- What to do
Tell how many lines in the data below hold the string "access"; give nothing but the number.

- Record extracts
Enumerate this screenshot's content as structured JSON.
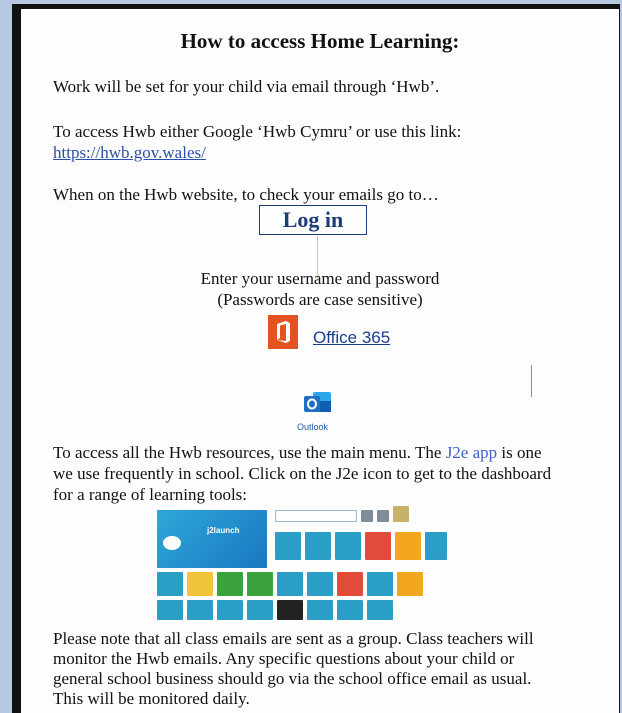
{
  "doc": {
    "title": "How to access Home Learning:",
    "para1": "Work will be set for your child via email through ‘Hwb’.",
    "para2": "To access Hwb either Google ‘Hwb Cymru’ or use this link:",
    "link": "https://hwb.gov.wales/",
    "para3": "When on the Hwb website, to check your emails go to…",
    "login": "Log in",
    "enter": "Enter your username and password",
    "case": "(Passwords are case sensitive)",
    "office": "Office 365",
    "outlook": "Outlook",
    "res_a": "To access all the Hwb resources, use the main menu. The ",
    "res_link": "J2e app",
    "res_b": " is one",
    "res_line2": "we use frequently in school. Click on the J2e icon to get to the dashboard",
    "res_line3": "for a range of learning tools:",
    "dash_title": "j2launch",
    "note_line1": "Please note that all class emails are sent as a group. Class teachers will",
    "note_line2": "monitor the Hwb emails. Any specific questions about your child or",
    "note_line3": "general school business should go via the school office email as usual.",
    "note_line4": "This will be monitored daily."
  },
  "colors": {
    "office_orange": "#e4531f",
    "outlook_blue": "#1f6fc5",
    "link_blue": "#2a4fa8",
    "background_blue": "#b7c9e2"
  },
  "icons": [
    "office-icon",
    "outlook-icon",
    "j2e-dashboard-tiles"
  ]
}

- In response
3